ENTRIES PROVIDED start
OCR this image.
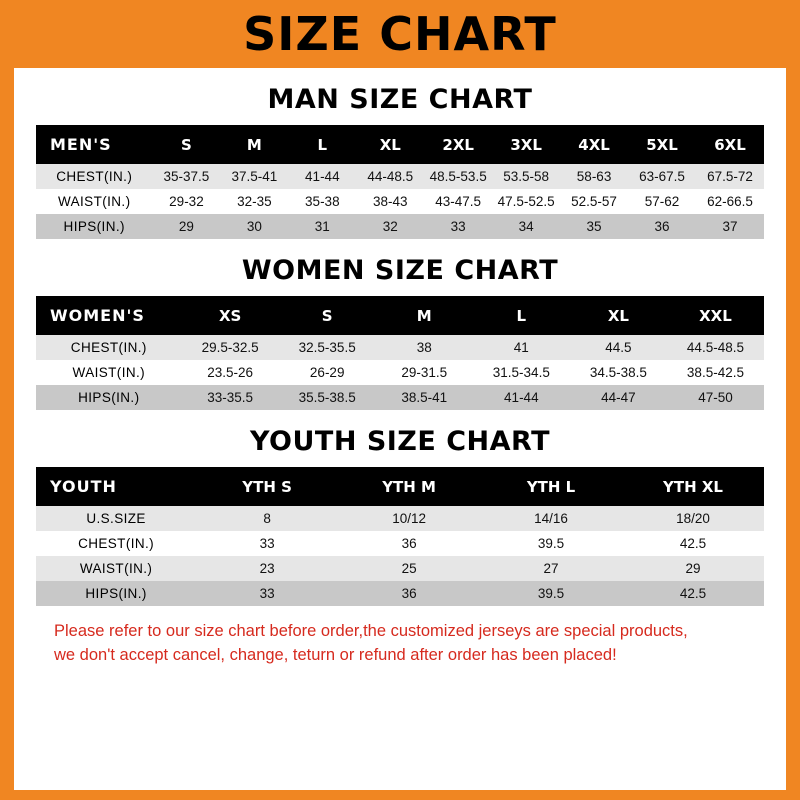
SIZE CHART
MAN SIZE CHART
MEN'S	S	M	L	XL	2XL	3XL	4XL	5XL	6XL
CHEST(IN.)	35-37.5	37.5-41	41-44	44-48.5	48.5-53.5	53.5-58	58-63	63-67.5	67.5-72
WAIST(IN.)	29-32	32-35	35-38	38-43	43-47.5	47.5-52.5	52.5-57	57-62	62-66.5
HIPS(IN.)	29	30	31	32	33	34	35	36	37
WOMEN SIZE CHART
WOMEN'S	XS	S	M	L	XL	XXL
CHEST(IN.)	29.5-32.5	32.5-35.5	38	41	44.5	44.5-48.5
WAIST(IN.)	23.5-26	26-29	29-31.5	31.5-34.5	34.5-38.5	38.5-42.5
HIPS(IN.)	33-35.5	35.5-38.5	38.5-41	41-44	44-47	47-50
YOUTH SIZE CHART
YOUTH	YTH S	YTH M	YTH L	YTH XL
U.S.SIZE	8	10/12	14/16	18/20
CHEST(IN.)	33	36	39.5	42.5
WAIST(IN.)	23	25	27	29
HIPS(IN.)	33	36	39.5	42.5
Please refer to our size chart before order,the customized jerseys are special products,
we don't accept cancel, change, teturn or refund after order has been placed!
ENTRIES PROVIDED end
(GOAL)
Filter the entries down to the lines containing "CHEST". Copy each of those lines.

(COMPLETE OUTPUT)
CHEST(IN.)	35-37.5	37.5-41	41-44	44-48.5	48.5-53.5	53.5-58	58-63	63-67.5	67.5-72
CHEST(IN.)	29.5-32.5	32.5-35.5	38	41	44.5	44.5-48.5
CHEST(IN.)	33	36	39.5	42.5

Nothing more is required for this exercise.